(Data excerpts)
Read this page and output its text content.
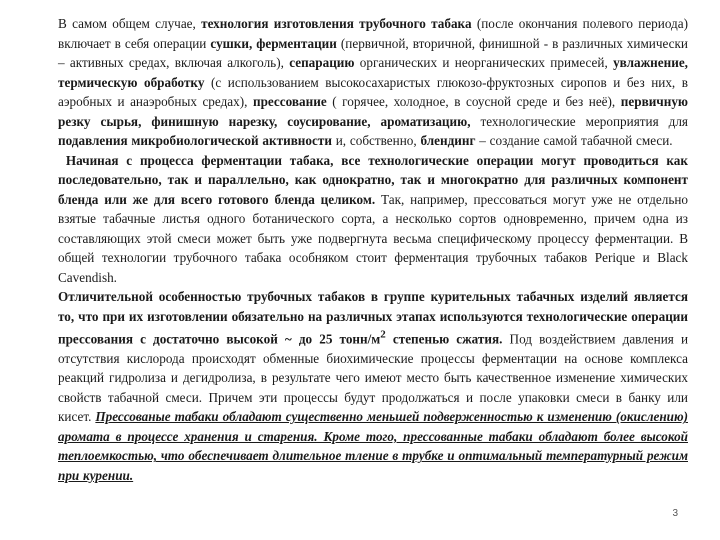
В самом общем случае, технология изготовления трубочного табака (после окончания полевого периода) включает в себя операции сушки, ферментации (первичной, вторичной, финишной - в различных химически – активных средах, включая алкоголь), сепарацию органических и неорганических примесей, увлажнение, термическую обработку (с использованием высокосахаристых глюкозо-фруктозных сиропов и без них, в аэробных и анаэробных средах), прессование ( горячее, холодное, в соусной среде и без неё), первичную резку сырья, финишную нарезку, соусирование, ароматизацию, технологические мероприятия для подавления микробиологической активности и, собственно, блендинг – создание самой табачной смеси.

Начиная с процесса ферментации табака, все технологические операции могут проводиться как последовательно, так и параллельно, как однократно, так и многократно для различных компонент бленда или же для всего готового бленда целиком. Так, например, прессоваться могут уже не отдельно взятые табачные листья одного ботанического сорта, а несколько сортов одновременно, причем одна из составляющих этой смеси может быть уже подвергнута весьма специфическому процессу ферментации. В общей технологии трубочного табака особняком стоит ферментация трубочных табаков Perique и Black Cavendish.

Отличительной особенностью трубочных табаков в группе курительных табачных изделий является то, что при их изготовлении обязательно на различных этапах используются технологические операции прессования с достаточно высокой ~ до 25 тонн/$м^2$ степенью сжатия. Под воздействием давления и отсутствия кислорода происходят обменные биохимические процессы ферментации на основе комплекса реакций гидролиза и дегидролиза, в результате чего имеют место быть качественное изменение химических свойств табачной смеси. Причем эти процессы будут продолжаться и после упаковки смеси в банку или кисет. Прессованые табаки обладают существенно меньшей подверженностью к изменению (окислению) аромата в процессе хранения и старения. Кроме того, прессованные табаки обладают более высокой теплоемкостью, что обеспечивает длительное тление в трубке и оптимальный температурный режим при курении.

3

▸ **Your task**: Every record is to be reproduced exactly, with no pictures included.

▸ **The reply**:
Read this page and output its text content.
В самом общем случае, технология изготовления трубочного табака (после окончания полевого периода) включает в себя операции сушки, ферментации (первичной, вторичной, финишной - в различных химически – активных средах, включая алкоголь), сепарацию органических и неорганических примесей, увлажнение, термическую обработку (с использованием высокосахаристых глюкозо-фруктозных сиропов и без них, в аэробных и анаэробных средах), прессование ( горячее, холодное, в соусной среде и без неё), первичную резку сырья, финишную нарезку, соусирование, ароматизацию, технологические мероприятия для подавления микробиологической активности и, собственно, блендинг – создание самой табачной смеси.

Начиная с процесса ферментации табака, все технологические операции могут проводиться как последовательно, так и параллельно, как однократно, так и многократно для различных компонент бленда или же для всего готового бленда целиком. Так, например, прессоваться могут уже не отдельно взятые табачные листья одного ботанического сорта, а несколько сортов одновременно, причем одна из составляющих этой смеси может быть уже подвергнута весьма специфическому процессу ферментации. В общей технологии трубочного табака особняком стоит ферментация трубочных табаков Perique и Black Cavendish.

Отличительной особенностью трубочных табаков в группе курительных табачных изделий является то, что при их изготовлении обязательно на различных этапах используются технологические операции прессования с достаточно высокой ~ до 25 тонн/$м^2$ степенью сжатия. Под воздействием давления и отсутствия кислорода происходят обменные биохимические процессы ферментации на основе комплекса реакций гидролиза и дегидролиза, в результате чего имеют место быть качественное изменение химических свойств табачной смеси. Причем эти процессы будут продолжаться и после упаковки смеси в банку или кисет. Прессованые табаки обладают существенно меньшей подверженностью к изменению (окислению) аромата в процессе хранения и старения. Кроме того, прессованные табаки обладают более высокой теплоемкостью, что обеспечивает длительное тление в трубке и оптимальный температурный режим при курении.

3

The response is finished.